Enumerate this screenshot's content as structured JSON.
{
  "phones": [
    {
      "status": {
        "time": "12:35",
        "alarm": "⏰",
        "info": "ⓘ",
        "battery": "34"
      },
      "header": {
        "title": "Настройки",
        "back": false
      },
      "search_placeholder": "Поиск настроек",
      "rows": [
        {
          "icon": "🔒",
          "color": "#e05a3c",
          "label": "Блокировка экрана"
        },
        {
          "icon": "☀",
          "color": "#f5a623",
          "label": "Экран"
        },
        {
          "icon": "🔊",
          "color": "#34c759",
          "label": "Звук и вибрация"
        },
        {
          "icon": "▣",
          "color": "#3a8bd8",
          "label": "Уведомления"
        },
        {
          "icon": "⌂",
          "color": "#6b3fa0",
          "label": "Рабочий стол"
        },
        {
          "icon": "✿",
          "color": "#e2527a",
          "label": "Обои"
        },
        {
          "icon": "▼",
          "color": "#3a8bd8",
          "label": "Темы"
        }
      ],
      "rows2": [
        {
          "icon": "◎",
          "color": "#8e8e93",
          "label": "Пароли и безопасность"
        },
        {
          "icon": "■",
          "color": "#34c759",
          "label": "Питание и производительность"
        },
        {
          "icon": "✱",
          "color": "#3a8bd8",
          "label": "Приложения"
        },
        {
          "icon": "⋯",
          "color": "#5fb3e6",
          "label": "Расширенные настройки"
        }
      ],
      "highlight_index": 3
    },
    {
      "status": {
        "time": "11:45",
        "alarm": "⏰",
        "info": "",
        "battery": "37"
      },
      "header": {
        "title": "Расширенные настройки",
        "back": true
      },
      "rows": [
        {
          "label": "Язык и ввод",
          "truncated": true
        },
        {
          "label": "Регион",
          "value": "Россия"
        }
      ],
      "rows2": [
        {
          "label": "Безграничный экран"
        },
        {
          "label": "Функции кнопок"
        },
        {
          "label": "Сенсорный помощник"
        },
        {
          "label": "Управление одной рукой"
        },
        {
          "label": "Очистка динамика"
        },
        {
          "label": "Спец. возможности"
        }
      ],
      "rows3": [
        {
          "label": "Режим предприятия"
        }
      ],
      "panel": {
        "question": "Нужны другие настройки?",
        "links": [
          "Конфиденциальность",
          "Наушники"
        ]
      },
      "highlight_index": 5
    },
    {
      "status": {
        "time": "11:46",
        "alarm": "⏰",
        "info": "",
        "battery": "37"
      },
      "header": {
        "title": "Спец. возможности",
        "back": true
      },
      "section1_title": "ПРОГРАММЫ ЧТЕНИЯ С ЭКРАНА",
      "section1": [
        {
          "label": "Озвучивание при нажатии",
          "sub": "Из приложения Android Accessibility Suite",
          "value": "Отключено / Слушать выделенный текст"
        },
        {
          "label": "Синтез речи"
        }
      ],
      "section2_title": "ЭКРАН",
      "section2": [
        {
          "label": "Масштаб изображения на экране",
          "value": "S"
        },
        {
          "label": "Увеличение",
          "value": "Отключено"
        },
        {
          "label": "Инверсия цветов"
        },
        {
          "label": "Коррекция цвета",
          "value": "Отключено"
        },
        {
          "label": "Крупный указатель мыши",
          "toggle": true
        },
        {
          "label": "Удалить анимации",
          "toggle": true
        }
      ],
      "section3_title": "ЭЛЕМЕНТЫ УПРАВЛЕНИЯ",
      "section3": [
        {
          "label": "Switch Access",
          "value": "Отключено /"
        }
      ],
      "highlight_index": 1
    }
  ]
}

Task statement
Identify how many lines in the entries above contain the word "Отключено" and provide only that figure.

Answer for this exercise
4